| Figure content listings |
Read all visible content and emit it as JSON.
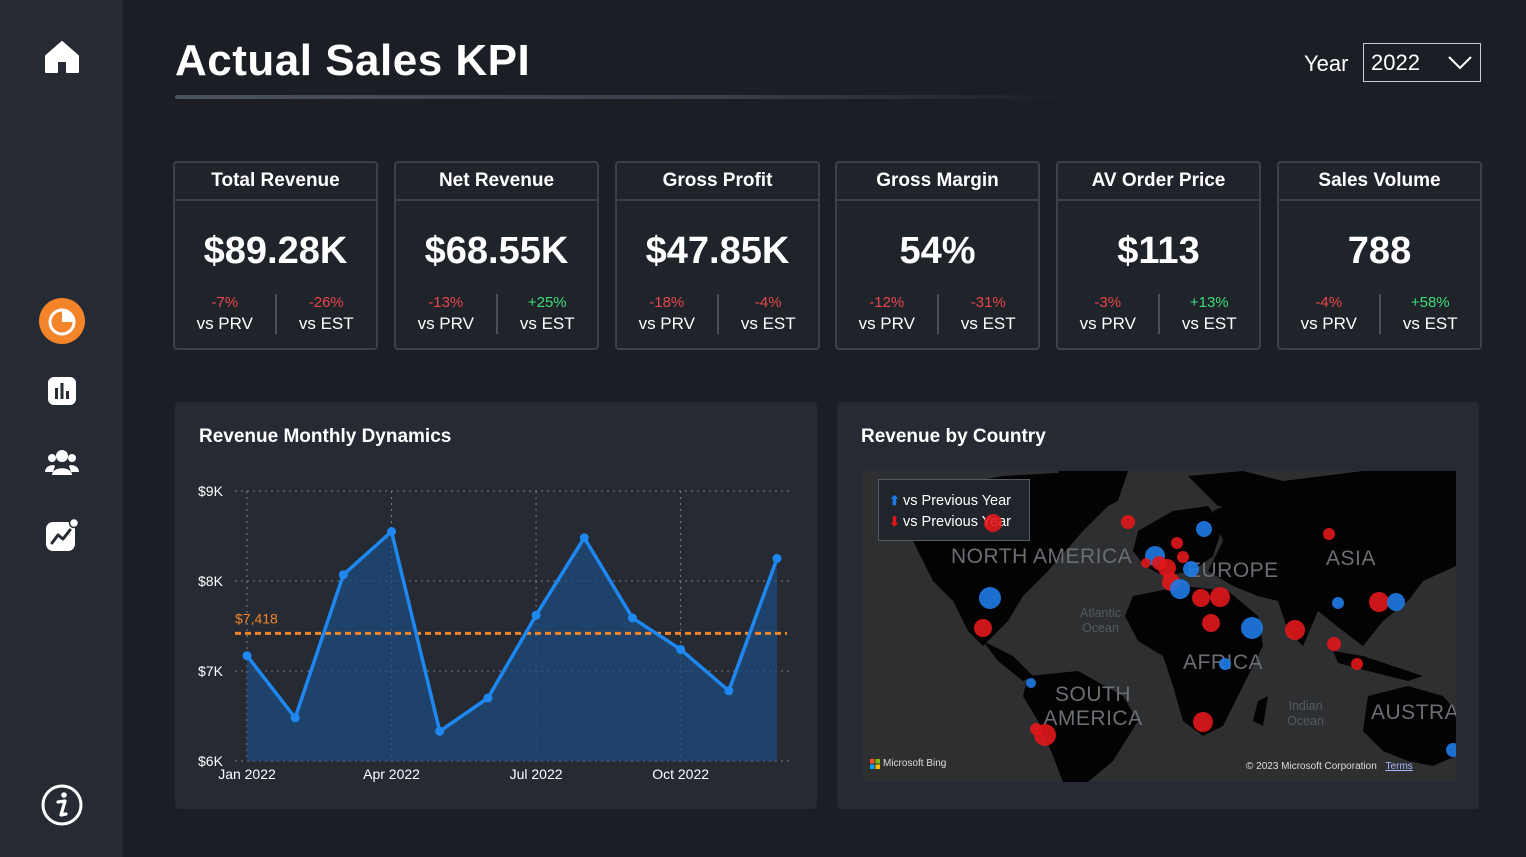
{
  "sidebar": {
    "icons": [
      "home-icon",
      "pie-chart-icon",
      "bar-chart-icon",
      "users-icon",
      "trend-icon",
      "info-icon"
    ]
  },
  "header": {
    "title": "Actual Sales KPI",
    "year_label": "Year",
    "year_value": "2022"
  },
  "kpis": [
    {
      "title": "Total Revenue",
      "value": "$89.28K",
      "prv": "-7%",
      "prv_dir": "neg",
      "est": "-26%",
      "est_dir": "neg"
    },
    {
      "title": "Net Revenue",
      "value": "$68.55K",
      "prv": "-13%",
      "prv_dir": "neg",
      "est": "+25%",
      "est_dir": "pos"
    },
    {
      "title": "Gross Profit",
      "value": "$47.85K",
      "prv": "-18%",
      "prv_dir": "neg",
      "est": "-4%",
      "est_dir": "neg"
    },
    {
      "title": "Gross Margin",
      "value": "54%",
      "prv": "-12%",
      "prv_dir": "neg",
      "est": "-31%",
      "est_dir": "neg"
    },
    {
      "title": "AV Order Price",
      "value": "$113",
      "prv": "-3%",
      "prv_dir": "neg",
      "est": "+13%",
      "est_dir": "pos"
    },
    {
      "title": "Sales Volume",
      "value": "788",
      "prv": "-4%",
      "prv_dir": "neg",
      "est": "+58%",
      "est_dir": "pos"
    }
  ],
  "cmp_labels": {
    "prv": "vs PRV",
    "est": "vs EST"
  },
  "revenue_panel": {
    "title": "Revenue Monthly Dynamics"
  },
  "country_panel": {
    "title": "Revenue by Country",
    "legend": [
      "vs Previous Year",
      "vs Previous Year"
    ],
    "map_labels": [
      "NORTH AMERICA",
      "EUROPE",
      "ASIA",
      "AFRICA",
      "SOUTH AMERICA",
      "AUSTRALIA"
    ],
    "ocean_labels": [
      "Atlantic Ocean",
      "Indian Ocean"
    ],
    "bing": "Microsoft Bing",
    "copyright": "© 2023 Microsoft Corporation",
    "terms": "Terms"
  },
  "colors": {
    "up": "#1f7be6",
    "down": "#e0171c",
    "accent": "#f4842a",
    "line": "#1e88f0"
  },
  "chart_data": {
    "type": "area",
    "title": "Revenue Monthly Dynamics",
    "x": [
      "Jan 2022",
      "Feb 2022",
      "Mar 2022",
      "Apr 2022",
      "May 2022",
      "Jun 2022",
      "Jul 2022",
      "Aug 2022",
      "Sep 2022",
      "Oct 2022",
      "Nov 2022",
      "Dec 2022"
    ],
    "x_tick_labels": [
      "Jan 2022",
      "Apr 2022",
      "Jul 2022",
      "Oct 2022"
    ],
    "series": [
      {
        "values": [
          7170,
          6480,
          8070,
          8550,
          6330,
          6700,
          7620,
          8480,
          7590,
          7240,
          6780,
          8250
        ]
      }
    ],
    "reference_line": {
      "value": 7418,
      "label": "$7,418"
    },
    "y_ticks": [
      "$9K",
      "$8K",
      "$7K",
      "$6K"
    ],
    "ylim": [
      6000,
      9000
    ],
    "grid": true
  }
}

| Task objective |
Every line that holds the string "Monthly" should be returned.

| Answer to this task |
    "title": "Revenue Monthly Dynamics"
    "title": "Revenue Monthly Dynamics",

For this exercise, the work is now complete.